◆ What is needed
From the entries below, copy every line where the string "table" appears.
##### Information given #####
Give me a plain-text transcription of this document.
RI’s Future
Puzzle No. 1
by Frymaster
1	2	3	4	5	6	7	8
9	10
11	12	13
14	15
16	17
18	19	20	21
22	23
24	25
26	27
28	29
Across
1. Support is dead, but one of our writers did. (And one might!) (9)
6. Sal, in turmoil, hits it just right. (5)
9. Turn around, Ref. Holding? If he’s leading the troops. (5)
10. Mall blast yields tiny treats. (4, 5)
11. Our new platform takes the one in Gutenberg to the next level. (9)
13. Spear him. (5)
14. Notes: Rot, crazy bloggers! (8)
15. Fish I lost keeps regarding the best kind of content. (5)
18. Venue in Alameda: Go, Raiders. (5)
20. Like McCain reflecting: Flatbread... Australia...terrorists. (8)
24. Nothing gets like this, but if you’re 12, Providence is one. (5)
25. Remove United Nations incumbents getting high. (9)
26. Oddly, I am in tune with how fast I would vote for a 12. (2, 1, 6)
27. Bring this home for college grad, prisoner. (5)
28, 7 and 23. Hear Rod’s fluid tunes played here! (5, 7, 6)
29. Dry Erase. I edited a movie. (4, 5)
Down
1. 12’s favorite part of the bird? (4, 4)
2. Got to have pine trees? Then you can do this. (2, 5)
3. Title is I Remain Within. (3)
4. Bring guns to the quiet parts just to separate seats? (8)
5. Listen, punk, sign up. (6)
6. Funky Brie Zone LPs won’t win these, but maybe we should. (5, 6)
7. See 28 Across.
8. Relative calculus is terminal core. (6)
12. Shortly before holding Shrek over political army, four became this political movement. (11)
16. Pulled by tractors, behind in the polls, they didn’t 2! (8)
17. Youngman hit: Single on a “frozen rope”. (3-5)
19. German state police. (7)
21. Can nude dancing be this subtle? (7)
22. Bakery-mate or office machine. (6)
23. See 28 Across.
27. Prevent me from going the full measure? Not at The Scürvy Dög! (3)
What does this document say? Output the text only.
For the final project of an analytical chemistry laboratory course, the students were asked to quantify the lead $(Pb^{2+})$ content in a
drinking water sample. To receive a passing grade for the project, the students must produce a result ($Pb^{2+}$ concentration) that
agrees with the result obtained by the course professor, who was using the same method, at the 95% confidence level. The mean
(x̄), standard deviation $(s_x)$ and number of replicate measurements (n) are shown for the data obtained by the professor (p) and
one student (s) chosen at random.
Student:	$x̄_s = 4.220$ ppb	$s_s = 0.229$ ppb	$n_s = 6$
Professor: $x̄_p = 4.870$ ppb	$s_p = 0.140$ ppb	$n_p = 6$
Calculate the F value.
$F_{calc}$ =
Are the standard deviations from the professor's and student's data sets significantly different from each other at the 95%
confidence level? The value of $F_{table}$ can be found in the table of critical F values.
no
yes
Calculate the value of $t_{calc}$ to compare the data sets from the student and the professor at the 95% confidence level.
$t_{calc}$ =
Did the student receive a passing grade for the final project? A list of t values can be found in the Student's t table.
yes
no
#####
##### Information given #####
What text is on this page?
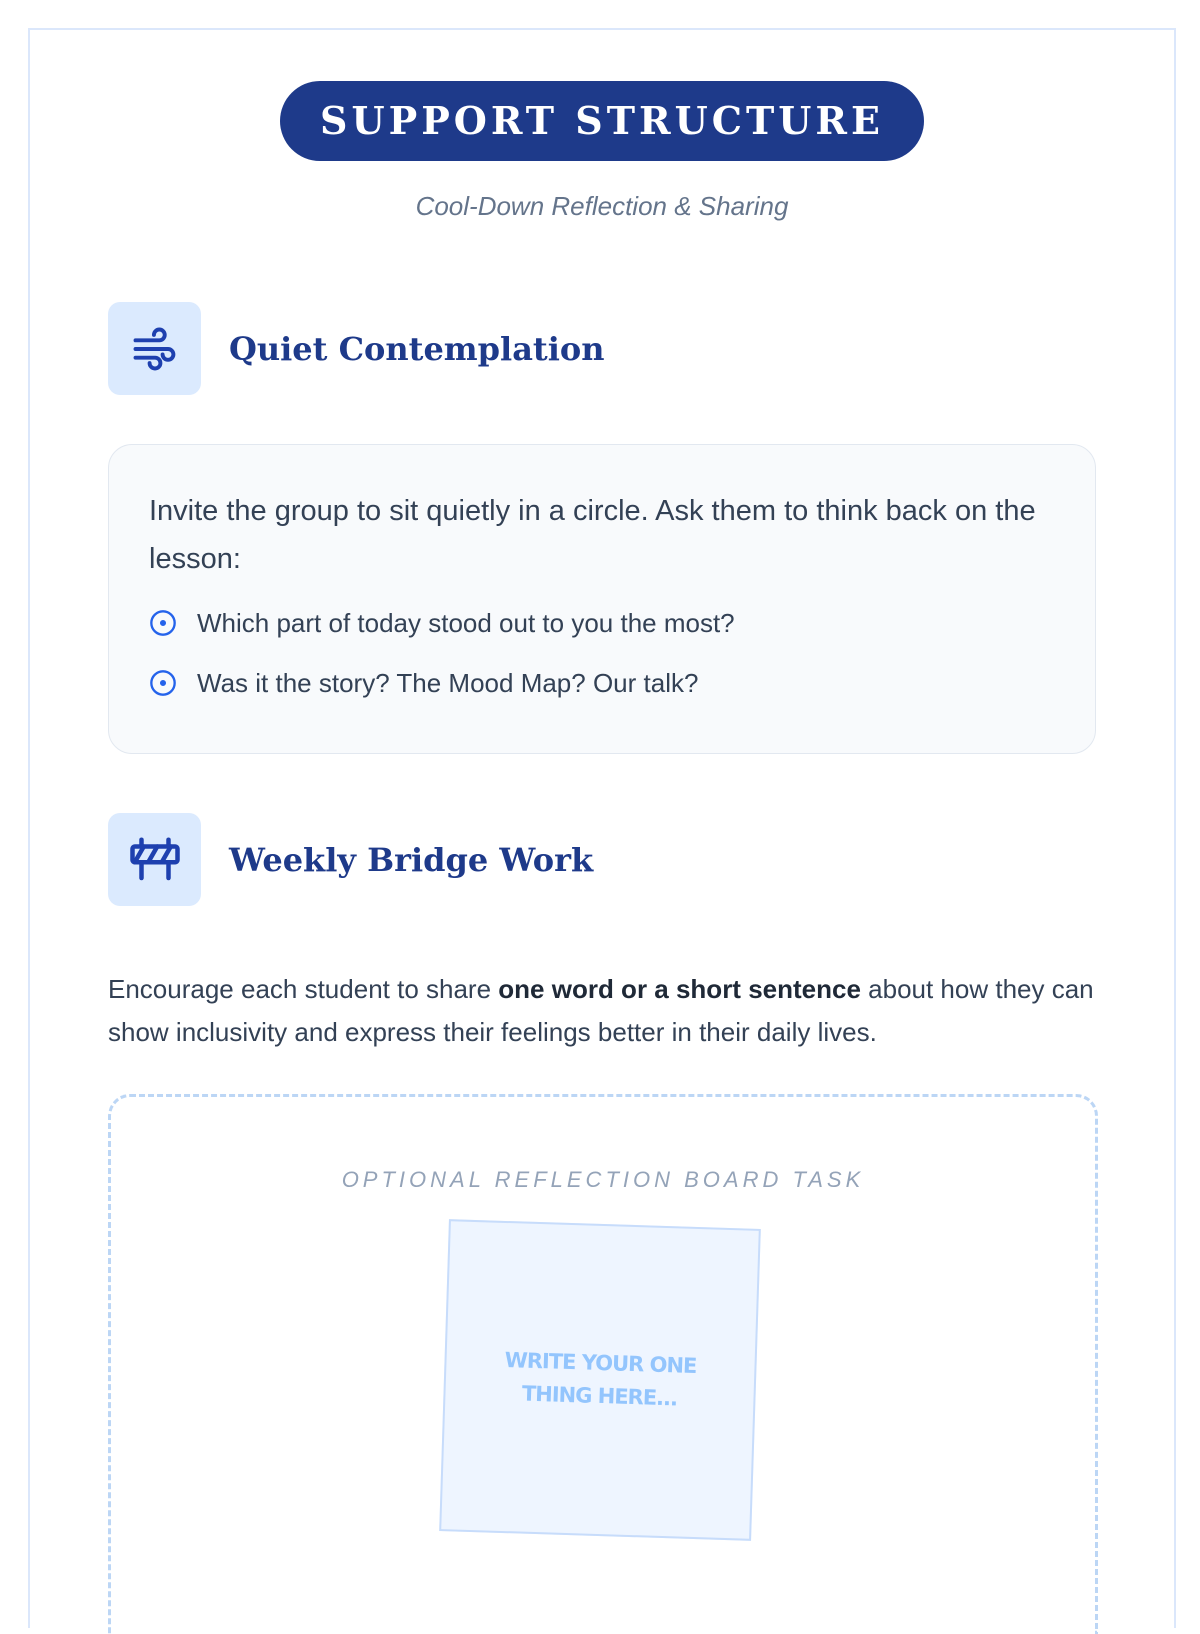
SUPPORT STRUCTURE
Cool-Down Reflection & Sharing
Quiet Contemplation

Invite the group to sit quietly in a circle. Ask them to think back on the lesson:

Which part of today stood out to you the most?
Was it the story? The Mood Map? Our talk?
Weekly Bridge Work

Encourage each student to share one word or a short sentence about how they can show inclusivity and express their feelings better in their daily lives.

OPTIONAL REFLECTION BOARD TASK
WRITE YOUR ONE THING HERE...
#####
##### Information given #####
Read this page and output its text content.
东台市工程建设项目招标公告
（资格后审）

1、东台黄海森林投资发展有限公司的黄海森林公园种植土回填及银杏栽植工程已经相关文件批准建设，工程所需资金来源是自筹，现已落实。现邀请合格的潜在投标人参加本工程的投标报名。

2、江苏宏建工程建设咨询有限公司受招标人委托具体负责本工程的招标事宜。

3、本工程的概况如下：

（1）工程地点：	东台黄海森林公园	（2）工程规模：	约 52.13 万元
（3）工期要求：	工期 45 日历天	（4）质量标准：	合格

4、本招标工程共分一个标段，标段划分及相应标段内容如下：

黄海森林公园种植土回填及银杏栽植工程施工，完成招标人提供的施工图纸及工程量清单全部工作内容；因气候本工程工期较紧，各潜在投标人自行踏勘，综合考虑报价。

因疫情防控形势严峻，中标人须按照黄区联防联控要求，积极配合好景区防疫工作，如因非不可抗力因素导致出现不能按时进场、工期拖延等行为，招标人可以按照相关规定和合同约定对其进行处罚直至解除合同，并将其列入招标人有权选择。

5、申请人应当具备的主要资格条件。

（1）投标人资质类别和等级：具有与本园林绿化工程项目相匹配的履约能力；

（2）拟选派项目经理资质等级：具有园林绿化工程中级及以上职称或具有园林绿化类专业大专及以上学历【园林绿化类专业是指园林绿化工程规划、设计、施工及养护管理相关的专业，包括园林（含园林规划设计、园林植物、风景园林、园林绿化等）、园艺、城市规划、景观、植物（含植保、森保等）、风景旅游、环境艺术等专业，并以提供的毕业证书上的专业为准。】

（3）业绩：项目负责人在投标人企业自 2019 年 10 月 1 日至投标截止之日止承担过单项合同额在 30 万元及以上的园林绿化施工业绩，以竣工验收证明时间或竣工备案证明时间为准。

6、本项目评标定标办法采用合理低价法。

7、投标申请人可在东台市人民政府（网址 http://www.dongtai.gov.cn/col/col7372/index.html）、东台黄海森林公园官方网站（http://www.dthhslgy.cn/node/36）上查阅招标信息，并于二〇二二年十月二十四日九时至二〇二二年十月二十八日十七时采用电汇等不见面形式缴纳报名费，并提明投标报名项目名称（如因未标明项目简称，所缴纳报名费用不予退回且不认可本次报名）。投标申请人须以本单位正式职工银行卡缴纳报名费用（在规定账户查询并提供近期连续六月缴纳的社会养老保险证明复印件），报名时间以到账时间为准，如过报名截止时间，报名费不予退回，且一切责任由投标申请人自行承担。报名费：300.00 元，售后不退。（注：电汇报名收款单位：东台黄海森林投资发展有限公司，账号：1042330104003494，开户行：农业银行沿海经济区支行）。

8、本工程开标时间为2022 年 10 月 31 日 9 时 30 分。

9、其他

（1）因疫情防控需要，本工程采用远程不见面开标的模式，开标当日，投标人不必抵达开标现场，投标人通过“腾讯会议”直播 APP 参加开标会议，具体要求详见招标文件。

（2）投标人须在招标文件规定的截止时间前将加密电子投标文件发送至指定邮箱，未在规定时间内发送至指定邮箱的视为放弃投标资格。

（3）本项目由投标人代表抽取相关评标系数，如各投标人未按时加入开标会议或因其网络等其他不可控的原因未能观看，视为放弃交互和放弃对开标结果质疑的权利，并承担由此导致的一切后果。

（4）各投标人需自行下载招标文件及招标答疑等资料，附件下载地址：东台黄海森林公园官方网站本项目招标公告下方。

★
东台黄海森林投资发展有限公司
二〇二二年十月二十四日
#####
◆ Result
confidence level? The value of $F_{table}$ can be found in the table of critical F values.
Did the student receive a passing grade for the final project? A list of t values can be found in the Student's t table.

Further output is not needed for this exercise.